What you will do: Only the number is wanted: how many lines in the data contain "chevron"?

## Start

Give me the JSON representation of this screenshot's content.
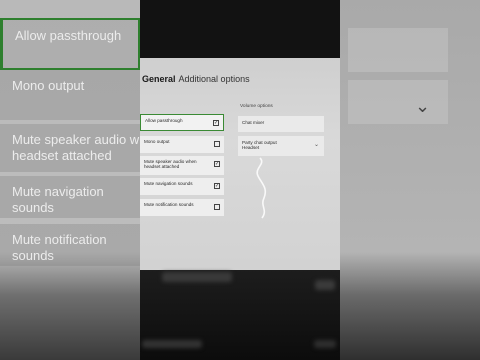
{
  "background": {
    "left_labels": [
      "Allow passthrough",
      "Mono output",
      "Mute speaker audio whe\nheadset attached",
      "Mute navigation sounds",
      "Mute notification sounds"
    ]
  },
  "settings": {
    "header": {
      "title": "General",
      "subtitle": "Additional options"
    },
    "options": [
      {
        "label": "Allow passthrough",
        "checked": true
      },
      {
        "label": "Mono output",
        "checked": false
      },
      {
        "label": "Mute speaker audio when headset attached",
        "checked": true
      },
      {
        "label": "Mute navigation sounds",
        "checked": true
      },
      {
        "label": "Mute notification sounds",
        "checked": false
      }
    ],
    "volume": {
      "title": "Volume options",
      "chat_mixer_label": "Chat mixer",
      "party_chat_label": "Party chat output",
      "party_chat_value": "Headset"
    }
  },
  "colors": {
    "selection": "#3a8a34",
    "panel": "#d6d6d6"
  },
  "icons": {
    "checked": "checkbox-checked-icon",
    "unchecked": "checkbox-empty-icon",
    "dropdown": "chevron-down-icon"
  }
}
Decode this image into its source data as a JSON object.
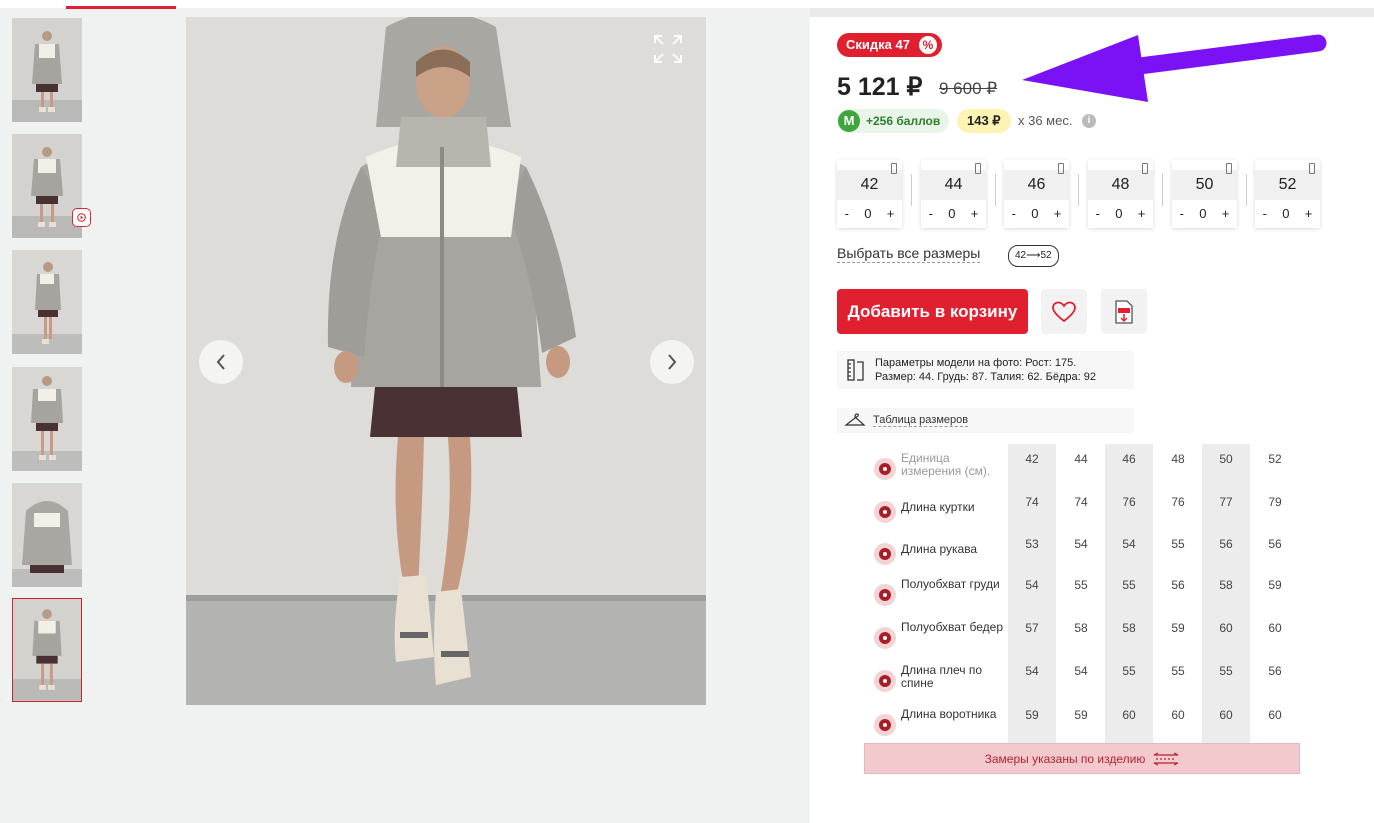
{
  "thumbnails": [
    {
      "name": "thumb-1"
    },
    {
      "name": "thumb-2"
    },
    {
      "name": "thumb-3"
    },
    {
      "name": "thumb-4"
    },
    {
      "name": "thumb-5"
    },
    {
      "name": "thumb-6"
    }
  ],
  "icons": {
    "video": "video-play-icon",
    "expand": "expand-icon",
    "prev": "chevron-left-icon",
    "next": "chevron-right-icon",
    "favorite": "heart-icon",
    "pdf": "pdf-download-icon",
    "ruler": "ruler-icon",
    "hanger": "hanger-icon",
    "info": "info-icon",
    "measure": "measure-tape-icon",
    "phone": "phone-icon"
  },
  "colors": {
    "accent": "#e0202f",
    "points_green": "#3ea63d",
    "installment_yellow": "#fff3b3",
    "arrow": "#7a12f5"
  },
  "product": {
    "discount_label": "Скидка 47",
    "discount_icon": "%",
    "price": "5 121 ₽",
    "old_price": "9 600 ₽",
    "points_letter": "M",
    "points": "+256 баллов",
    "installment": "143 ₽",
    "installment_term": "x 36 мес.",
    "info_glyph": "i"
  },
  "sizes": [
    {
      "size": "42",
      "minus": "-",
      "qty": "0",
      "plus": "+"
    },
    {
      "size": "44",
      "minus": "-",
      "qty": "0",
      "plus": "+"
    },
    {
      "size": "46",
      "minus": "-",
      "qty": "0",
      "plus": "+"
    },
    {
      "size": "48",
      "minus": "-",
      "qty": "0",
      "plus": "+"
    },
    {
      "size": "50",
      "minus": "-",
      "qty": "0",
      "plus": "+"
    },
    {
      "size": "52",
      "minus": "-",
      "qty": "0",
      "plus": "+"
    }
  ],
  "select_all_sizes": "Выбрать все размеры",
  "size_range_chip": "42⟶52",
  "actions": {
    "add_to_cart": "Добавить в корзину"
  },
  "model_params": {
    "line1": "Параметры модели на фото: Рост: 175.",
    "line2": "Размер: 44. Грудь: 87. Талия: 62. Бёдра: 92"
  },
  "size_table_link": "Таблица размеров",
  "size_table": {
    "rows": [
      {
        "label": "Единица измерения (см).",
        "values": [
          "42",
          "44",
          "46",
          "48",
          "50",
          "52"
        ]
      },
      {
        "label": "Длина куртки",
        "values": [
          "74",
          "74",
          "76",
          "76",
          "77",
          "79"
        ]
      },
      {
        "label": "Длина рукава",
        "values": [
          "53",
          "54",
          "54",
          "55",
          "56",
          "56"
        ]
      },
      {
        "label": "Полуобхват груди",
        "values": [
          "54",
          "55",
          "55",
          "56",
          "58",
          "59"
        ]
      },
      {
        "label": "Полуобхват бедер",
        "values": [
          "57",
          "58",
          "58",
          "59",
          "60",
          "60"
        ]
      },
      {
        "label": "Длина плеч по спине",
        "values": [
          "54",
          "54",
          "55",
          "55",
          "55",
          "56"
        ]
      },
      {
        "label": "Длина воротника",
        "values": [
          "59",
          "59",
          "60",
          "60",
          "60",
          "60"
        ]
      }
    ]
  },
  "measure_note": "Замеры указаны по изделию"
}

## End

Problem solution: 3